• **RECORDS FOR PROCESSING**:

----------------------------------------

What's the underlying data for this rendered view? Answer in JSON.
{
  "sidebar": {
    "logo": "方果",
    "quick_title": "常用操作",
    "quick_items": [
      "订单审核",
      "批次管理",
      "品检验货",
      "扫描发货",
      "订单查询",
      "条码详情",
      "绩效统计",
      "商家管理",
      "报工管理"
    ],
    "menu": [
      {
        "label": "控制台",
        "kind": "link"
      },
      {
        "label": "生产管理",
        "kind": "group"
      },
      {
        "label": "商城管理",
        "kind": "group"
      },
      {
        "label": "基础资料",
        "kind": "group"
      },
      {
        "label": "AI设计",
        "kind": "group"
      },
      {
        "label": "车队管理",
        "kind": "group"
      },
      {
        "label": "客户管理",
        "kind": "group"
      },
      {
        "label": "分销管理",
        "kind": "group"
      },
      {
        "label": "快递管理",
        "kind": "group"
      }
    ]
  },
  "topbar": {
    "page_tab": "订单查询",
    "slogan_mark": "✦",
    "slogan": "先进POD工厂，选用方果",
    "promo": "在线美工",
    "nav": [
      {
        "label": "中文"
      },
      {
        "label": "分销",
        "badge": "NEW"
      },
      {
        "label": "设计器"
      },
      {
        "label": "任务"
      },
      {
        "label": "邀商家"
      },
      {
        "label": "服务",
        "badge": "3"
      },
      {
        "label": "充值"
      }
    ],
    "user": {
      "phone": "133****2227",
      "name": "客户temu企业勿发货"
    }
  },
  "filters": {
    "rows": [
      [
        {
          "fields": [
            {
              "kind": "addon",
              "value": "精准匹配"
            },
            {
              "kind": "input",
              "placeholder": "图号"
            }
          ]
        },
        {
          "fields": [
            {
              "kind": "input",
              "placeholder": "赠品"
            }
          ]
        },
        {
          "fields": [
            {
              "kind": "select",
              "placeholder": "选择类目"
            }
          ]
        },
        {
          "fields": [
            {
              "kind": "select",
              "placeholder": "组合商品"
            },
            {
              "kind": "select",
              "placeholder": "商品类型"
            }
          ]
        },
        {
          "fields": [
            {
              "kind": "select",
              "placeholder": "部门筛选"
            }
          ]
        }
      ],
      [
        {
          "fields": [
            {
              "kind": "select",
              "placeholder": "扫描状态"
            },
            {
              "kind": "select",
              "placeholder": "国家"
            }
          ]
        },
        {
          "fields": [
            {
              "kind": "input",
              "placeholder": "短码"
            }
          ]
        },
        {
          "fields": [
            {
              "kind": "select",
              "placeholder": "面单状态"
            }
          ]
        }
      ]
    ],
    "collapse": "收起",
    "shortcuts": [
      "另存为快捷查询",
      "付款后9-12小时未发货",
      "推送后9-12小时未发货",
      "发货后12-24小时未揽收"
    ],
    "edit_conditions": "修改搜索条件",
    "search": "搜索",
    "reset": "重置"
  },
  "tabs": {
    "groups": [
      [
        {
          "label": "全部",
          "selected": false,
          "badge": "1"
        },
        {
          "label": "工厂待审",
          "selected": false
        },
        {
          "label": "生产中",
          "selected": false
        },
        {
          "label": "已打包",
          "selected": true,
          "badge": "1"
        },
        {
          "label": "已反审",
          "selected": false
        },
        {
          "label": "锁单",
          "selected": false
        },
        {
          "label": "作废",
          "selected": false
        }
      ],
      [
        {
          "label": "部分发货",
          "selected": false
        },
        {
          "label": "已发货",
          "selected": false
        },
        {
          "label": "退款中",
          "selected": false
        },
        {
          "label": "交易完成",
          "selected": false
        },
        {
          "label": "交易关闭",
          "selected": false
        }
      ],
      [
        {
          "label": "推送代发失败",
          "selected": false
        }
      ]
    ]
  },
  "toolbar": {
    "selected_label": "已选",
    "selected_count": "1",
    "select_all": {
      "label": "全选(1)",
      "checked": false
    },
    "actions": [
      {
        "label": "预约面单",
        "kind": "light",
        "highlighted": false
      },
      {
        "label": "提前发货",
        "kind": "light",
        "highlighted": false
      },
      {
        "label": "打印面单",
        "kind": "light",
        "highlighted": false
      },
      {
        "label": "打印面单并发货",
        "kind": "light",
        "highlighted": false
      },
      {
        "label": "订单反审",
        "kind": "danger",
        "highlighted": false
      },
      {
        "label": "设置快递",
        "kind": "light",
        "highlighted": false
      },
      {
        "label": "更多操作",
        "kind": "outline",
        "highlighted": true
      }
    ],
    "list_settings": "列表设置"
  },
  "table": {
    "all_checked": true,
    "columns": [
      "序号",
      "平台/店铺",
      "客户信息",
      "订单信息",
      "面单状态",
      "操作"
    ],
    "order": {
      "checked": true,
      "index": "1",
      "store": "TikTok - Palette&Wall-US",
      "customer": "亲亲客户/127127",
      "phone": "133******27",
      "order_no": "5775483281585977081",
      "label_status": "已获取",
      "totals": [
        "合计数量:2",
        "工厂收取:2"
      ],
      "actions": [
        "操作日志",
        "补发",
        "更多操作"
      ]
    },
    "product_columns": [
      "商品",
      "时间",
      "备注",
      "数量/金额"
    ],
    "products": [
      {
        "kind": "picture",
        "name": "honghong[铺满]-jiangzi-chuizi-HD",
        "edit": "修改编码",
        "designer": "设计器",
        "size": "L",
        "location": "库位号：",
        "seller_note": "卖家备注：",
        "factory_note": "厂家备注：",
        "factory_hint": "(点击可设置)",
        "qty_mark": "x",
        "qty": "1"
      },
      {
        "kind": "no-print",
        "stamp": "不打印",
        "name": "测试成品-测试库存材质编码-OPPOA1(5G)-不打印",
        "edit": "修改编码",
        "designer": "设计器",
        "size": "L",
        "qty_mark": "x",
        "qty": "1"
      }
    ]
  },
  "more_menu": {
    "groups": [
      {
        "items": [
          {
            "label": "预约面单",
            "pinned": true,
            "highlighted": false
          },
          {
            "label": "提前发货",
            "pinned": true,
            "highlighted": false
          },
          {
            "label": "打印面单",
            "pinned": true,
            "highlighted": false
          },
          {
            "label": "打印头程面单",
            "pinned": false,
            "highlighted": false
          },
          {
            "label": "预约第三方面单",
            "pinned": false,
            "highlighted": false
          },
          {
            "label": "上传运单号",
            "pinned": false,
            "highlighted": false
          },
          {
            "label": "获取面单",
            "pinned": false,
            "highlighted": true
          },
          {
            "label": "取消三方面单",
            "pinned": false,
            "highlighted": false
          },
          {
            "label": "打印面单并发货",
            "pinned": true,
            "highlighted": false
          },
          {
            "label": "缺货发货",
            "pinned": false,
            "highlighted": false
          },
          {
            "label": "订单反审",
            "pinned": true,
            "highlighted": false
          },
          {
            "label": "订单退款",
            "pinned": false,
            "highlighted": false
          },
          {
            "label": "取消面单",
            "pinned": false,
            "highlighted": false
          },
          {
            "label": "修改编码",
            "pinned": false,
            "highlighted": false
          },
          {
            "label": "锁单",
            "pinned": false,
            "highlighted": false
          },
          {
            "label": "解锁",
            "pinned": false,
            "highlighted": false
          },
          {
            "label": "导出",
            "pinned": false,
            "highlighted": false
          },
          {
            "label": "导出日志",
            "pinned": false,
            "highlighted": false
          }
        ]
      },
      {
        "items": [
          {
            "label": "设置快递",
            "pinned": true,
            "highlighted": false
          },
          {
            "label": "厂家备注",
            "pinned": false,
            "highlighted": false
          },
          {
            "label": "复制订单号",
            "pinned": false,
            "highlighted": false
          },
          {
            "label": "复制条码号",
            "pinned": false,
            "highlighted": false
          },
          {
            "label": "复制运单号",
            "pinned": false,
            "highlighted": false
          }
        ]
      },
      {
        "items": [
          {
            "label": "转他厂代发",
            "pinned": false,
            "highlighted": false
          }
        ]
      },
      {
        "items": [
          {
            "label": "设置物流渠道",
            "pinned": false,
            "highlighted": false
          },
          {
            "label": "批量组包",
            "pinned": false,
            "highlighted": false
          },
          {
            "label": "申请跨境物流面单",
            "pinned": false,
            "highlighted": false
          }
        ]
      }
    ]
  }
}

----------------------------------------

• **AIM OF THE TASK**: Copy out every line where the word "placeholder" occurs.

• **CORRECT ANSWER**:
              "placeholder": "图号"
              "placeholder": "赠品"
              "placeholder": "选择类目"
              "placeholder": "组合商品"
              "placeholder": "商品类型"
              "placeholder": "部门筛选"
              "placeholder": "扫描状态"
              "placeholder": "国家"
              "placeholder": "短码"
              "placeholder": "面单状态"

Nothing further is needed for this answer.